▶ Problem statement
In the material below, find all lines with the string "Boost" and copy them.

▶ Extracted information
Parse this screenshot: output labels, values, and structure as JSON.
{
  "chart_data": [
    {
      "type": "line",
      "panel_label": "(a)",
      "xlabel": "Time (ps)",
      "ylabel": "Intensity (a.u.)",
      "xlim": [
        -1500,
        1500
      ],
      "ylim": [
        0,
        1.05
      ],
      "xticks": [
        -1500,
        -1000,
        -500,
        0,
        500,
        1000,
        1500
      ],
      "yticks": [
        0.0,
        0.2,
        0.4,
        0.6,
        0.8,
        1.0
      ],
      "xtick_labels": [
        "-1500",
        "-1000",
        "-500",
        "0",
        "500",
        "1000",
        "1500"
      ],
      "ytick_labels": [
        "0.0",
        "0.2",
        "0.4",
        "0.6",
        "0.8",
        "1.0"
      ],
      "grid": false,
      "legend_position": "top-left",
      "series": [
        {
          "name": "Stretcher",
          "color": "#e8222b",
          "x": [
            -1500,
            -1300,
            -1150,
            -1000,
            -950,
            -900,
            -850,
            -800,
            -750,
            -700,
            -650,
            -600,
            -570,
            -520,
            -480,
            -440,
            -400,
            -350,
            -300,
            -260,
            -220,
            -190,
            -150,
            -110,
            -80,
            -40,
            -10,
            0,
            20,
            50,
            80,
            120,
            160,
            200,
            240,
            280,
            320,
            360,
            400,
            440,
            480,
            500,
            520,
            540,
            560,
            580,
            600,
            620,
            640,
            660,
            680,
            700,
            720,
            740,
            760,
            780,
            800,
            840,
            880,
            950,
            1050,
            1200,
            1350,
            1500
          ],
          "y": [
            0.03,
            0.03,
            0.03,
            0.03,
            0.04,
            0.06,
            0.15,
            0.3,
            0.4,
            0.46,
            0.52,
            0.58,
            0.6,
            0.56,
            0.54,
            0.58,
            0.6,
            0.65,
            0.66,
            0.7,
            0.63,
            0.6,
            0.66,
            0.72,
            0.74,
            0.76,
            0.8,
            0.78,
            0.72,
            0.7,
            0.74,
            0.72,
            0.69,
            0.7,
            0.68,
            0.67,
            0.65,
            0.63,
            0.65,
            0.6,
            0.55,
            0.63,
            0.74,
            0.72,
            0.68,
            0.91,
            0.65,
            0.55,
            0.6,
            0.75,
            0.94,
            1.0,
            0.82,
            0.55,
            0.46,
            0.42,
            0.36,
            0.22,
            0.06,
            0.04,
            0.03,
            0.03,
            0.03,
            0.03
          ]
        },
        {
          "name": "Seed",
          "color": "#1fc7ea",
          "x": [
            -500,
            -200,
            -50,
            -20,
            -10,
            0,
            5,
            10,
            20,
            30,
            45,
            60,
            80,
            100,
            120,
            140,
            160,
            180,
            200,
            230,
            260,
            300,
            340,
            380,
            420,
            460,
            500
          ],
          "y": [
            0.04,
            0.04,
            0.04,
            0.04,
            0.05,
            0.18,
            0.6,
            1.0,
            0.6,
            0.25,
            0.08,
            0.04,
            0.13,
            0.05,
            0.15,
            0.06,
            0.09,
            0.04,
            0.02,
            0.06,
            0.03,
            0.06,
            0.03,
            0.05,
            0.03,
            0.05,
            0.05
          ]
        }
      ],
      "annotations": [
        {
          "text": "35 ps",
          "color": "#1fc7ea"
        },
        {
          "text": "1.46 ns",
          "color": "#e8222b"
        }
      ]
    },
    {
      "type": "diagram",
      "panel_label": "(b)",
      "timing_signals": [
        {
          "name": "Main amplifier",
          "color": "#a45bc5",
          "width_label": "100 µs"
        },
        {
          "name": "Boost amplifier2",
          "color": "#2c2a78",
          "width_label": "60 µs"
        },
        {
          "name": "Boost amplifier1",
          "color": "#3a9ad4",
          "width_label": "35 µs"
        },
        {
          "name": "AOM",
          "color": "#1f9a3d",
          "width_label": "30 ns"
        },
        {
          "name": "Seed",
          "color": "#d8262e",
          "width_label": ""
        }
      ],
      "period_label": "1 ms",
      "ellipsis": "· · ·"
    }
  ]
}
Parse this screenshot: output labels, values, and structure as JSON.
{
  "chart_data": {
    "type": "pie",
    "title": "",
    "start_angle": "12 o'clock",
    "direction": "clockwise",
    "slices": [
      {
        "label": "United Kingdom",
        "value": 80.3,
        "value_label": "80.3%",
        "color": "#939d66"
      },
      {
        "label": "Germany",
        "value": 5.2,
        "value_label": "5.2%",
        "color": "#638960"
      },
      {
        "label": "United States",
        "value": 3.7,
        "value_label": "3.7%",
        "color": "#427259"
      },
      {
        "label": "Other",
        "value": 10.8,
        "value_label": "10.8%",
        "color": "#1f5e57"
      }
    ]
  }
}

▶ In response
          "name": "Boost amplifier2",
          "name": "Boost amplifier1",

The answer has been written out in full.